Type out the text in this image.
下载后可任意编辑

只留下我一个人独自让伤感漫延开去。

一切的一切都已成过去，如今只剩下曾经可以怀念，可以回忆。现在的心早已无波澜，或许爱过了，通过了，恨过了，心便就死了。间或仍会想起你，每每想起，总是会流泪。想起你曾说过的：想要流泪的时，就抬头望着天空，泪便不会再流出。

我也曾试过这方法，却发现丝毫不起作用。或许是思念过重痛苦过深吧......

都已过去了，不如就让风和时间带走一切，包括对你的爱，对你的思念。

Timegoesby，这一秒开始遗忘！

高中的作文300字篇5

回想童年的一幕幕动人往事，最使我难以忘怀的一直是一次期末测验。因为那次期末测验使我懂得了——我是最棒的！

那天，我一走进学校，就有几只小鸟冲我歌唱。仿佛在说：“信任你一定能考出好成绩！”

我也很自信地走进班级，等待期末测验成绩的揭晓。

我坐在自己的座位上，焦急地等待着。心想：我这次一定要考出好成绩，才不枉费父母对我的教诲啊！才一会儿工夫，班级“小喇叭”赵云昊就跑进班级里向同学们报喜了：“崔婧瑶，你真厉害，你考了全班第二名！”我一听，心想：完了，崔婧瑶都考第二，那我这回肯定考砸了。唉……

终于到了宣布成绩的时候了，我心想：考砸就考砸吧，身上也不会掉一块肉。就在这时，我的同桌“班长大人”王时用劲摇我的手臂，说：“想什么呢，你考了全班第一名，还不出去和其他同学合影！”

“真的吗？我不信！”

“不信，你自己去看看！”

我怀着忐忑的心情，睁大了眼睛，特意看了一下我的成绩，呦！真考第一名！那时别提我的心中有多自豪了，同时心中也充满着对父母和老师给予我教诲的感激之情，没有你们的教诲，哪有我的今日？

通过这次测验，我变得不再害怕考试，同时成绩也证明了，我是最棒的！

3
---
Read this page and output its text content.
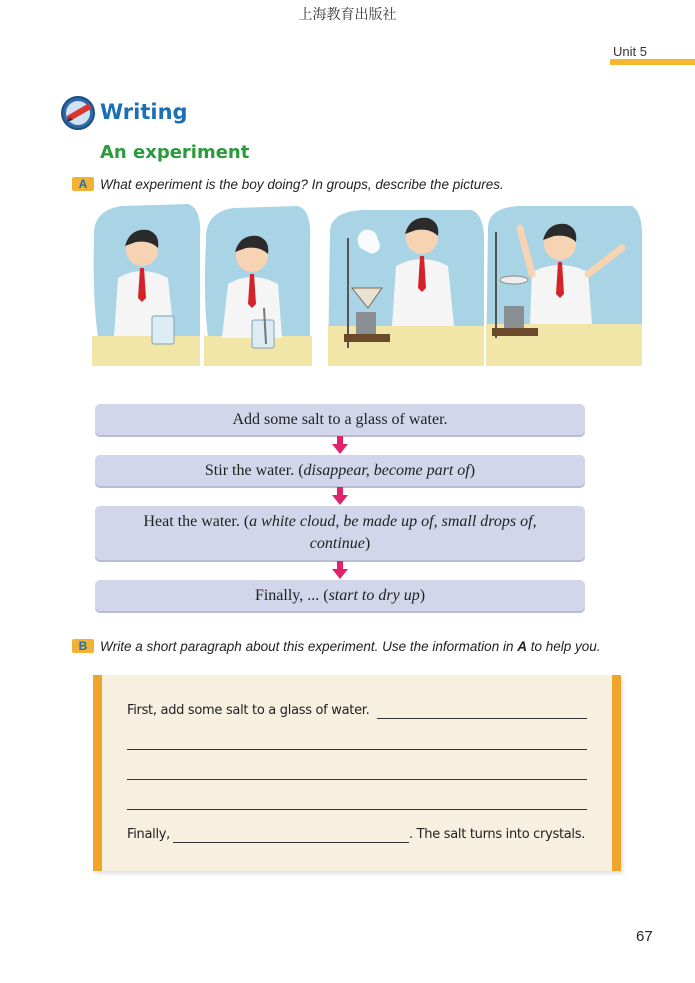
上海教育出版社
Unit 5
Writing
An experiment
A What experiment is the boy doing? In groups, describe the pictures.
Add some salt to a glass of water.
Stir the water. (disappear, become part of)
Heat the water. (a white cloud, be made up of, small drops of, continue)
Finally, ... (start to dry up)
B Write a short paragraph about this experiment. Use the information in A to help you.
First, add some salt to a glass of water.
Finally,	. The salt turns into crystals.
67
...
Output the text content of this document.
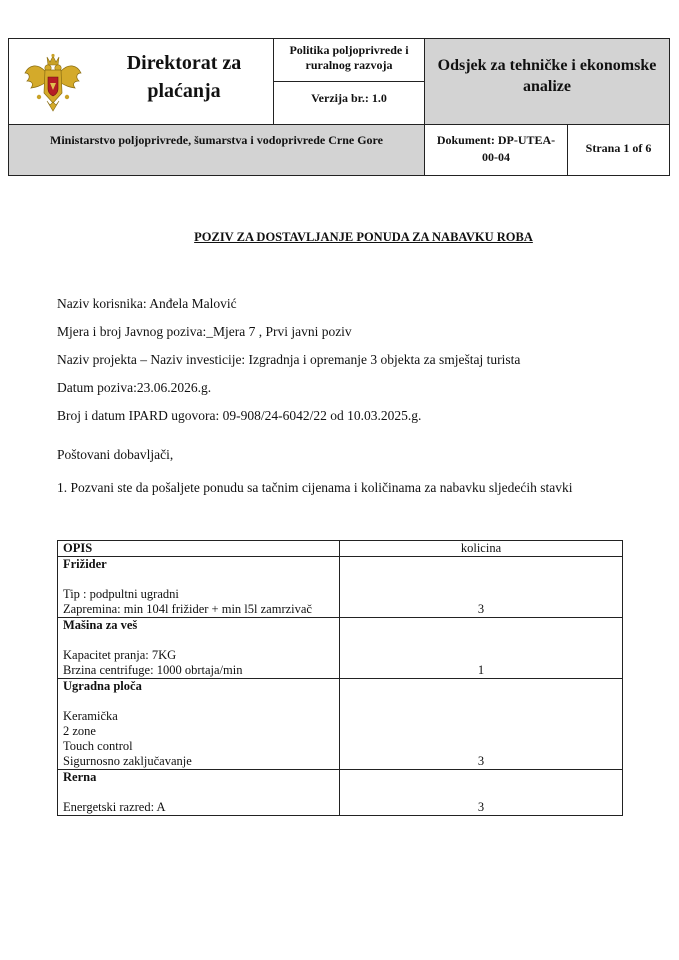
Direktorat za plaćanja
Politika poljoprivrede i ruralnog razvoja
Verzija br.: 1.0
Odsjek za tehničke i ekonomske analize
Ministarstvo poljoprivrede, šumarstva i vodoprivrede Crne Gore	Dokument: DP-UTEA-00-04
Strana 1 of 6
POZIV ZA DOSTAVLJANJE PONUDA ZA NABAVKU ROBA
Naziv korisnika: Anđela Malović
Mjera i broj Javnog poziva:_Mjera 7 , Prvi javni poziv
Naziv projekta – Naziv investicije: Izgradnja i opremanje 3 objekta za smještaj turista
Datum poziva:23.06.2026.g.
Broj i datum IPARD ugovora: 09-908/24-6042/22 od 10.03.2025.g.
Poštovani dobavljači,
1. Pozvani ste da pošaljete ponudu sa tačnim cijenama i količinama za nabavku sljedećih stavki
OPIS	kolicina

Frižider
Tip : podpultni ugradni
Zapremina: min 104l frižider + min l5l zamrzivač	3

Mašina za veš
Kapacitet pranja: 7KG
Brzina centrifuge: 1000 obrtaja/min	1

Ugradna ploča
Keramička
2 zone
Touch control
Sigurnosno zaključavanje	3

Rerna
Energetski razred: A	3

- _Your instructions_
Return every line above that contains the word "poljoprivrede".

- _Complete output_
Politika poljoprivrede i ruralnog razvoja
Ministarstvo poljoprivrede, šumarstva i vodoprivrede Crne Gore	Dokument: DP-UTEA-00-04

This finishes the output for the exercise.